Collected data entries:
* Start *
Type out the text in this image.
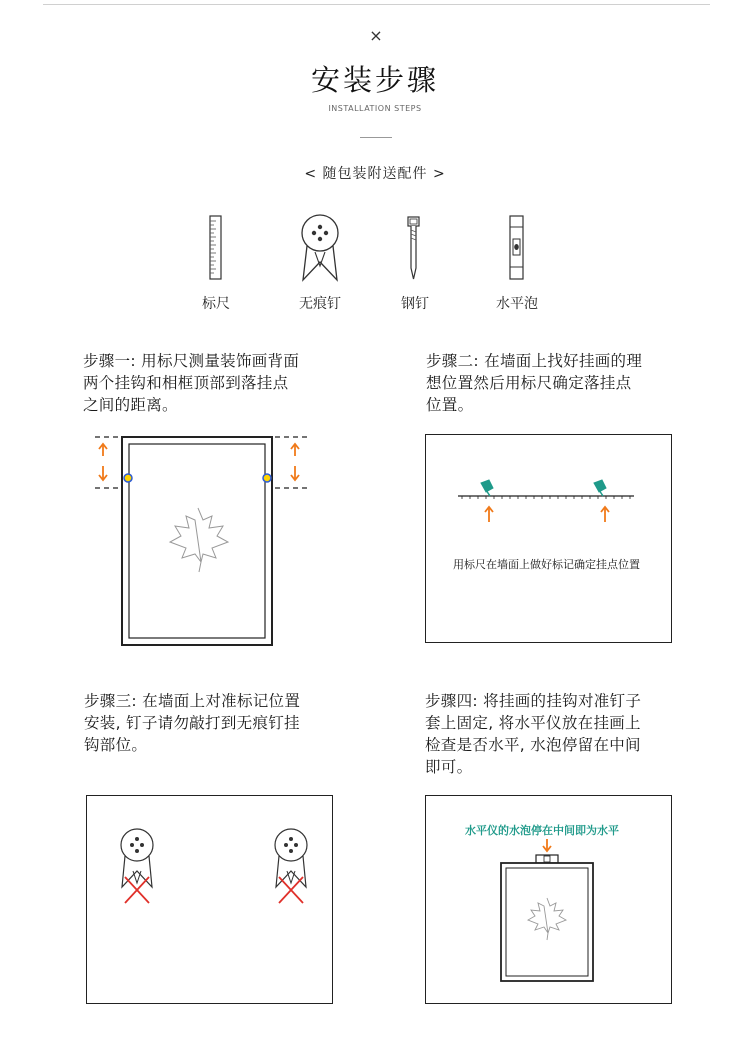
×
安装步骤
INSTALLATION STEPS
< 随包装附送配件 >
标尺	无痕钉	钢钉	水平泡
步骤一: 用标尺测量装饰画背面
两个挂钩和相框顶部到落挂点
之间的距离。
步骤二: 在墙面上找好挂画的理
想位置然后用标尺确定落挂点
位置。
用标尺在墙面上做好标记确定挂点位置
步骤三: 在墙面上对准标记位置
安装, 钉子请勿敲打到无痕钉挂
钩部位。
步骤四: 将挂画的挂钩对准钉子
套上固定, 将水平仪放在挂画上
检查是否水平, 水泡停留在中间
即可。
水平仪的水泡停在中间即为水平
* End *
* Start *
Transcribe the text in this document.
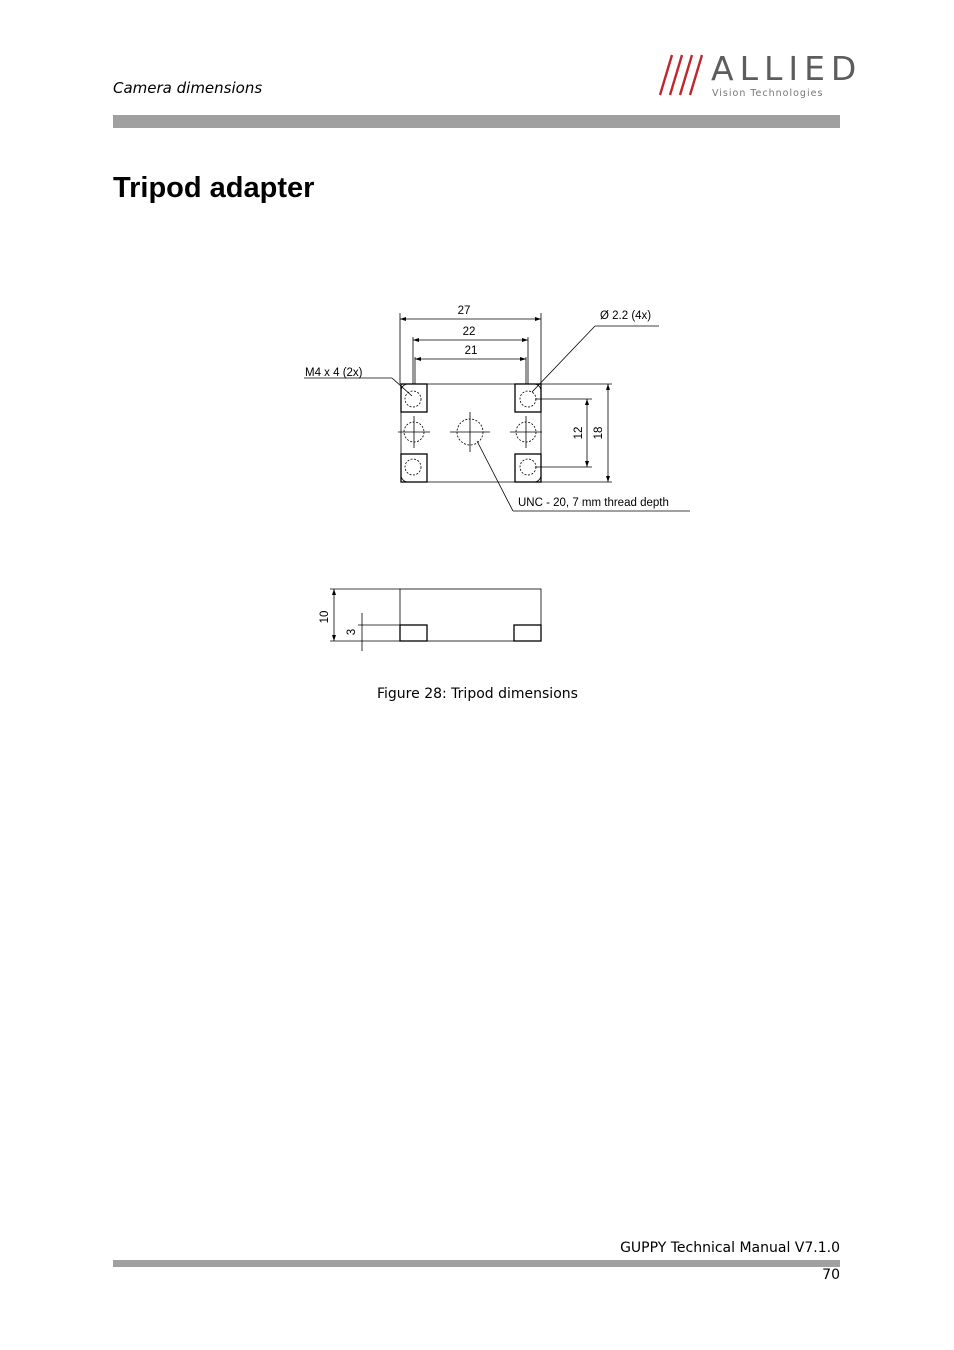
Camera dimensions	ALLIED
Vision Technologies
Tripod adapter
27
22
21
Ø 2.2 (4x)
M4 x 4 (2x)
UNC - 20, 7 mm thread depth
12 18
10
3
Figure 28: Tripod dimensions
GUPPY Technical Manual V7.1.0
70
* End *
PROBLEM STATEMENT:
Provide the number of lines containing the string "dimensions", with no other output.

COMPLETE ANSWER:
2